Your objective
Each entry must appear again exactly as it does in the source.

Raw data

============================================================

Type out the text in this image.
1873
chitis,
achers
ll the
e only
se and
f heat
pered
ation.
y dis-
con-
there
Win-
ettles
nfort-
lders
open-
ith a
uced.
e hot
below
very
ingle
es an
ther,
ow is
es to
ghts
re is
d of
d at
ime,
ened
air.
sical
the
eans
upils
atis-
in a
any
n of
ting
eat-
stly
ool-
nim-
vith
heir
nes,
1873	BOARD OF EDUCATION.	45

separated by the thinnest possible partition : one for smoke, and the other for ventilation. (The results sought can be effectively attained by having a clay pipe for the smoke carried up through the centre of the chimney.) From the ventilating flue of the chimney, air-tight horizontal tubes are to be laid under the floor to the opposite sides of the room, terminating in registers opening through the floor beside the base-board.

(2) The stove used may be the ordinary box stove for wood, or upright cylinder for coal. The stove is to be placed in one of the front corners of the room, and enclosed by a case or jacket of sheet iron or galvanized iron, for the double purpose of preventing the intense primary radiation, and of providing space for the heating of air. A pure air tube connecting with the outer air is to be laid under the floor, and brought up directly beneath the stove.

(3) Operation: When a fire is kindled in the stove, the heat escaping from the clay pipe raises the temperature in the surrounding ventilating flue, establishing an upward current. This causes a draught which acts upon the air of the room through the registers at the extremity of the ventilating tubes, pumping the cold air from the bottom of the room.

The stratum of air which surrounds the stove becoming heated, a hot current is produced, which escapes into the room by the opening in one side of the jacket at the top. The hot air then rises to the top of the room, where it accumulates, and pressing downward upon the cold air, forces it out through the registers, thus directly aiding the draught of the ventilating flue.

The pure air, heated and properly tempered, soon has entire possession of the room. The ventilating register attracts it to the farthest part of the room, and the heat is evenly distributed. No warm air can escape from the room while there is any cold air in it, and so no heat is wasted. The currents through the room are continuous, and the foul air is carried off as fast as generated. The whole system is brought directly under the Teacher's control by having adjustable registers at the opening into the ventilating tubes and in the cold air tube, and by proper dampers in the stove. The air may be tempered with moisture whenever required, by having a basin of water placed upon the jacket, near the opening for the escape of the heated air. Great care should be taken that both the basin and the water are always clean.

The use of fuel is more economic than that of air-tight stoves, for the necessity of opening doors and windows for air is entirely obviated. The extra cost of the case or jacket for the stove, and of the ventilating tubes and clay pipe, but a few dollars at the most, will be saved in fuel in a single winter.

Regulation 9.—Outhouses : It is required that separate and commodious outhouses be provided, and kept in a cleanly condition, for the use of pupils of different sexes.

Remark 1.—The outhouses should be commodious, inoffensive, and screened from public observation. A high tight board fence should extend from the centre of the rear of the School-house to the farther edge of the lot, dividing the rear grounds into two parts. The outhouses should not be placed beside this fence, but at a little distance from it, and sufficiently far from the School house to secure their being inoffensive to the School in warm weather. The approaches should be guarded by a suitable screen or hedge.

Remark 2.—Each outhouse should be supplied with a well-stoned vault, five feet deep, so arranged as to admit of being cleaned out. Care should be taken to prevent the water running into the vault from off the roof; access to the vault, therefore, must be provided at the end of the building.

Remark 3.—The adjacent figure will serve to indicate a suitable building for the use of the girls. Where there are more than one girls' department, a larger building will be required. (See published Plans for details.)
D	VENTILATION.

============================================================

Correct response
Type out the text in this image.
1873
chitis,
achers
ll the
e only
se and
f heat
pered
ation.
y dis-
con-
there
Win-
ettles
nfort-
lders
open-
ith a
uced.
e hot
below
very
ingle
es an
ther,
ow is
es to
ghts
re is
d of
d at
ime,
ened
air.
sical
the
eans
upils
atis-
in a
any
n of
ting
eat-
stly
ool-
nim-
vith
heir
nes,
1873	BOARD OF EDUCATION.	45

separated by the thinnest possible partition : one for smoke, and the other for ventilation. (The results sought can be effectively attained by having a clay pipe for the smoke carried up through the centre of the chimney.) From the ventilating flue of the chimney, air-tight horizontal tubes are to be laid under the floor to the opposite sides of the room, terminating in registers opening through the floor beside the base-board.

(2) The stove used may be the ordinary box stove for wood, or upright cylinder for coal. The stove is to be placed in one of the front corners of the room, and enclosed by a case or jacket of sheet iron or galvanized iron, for the double purpose of preventing the intense primary radiation, and of providing space for the heating of air. A pure air tube connecting with the outer air is to be laid under the floor, and brought up directly beneath the stove.

(3) Operation: When a fire is kindled in the stove, the heat escaping from the clay pipe raises the temperature in the surrounding ventilating flue, establishing an upward current. This causes a draught which acts upon the air of the room through the registers at the extremity of the ventilating tubes, pumping the cold air from the bottom of the room.

The stratum of air which surrounds the stove becoming heated, a hot current is produced, which escapes into the room by the opening in one side of the jacket at the top. The hot air then rises to the top of the room, where it accumulates, and pressing downward upon the cold air, forces it out through the registers, thus directly aiding the draught of the ventilating flue.

The pure air, heated and properly tempered, soon has entire possession of the room. The ventilating register attracts it to the farthest part of the room, and the heat is evenly distributed. No warm air can escape from the room while there is any cold air in it, and so no heat is wasted. The currents through the room are continuous, and the foul air is carried off as fast as generated. The whole system is brought directly under the Teacher's control by having adjustable registers at the opening into the ventilating tubes and in the cold air tube, and by proper dampers in the stove. The air may be tempered with moisture whenever required, by having a basin of water placed upon the jacket, near the opening for the escape of the heated air. Great care should be taken that both the basin and the water are always clean.

The use of fuel is more economic than that of air-tight stoves, for the necessity of opening doors and windows for air is entirely obviated. The extra cost of the case or jacket for the stove, and of the ventilating tubes and clay pipe, but a few dollars at the most, will be saved in fuel in a single winter.

Regulation 9.—Outhouses : It is required that separate and commodious outhouses be provided, and kept in a cleanly condition, for the use of pupils of different sexes.

Remark 1.—The outhouses should be commodious, inoffensive, and screened from public observation. A high tight board fence should extend from the centre of the rear of the School-house to the farther edge of the lot, dividing the rear grounds into two parts. The outhouses should not be placed beside this fence, but at a little distance from it, and sufficiently far from the School house to secure their being inoffensive to the School in warm weather. The approaches should be guarded by a suitable screen or hedge.

Remark 2.—Each outhouse should be supplied with a well-stoned vault, five feet deep, so arranged as to admit of being cleaned out. Care should be taken to prevent the water running into the vault from off the roof; access to the vault, therefore, must be provided at the end of the building.

Remark 3.—The adjacent figure will serve to indicate a suitable building for the use of the girls. Where there are more than one girls' department, a larger building will be required. (See published Plans for details.)
D	VENTILATION.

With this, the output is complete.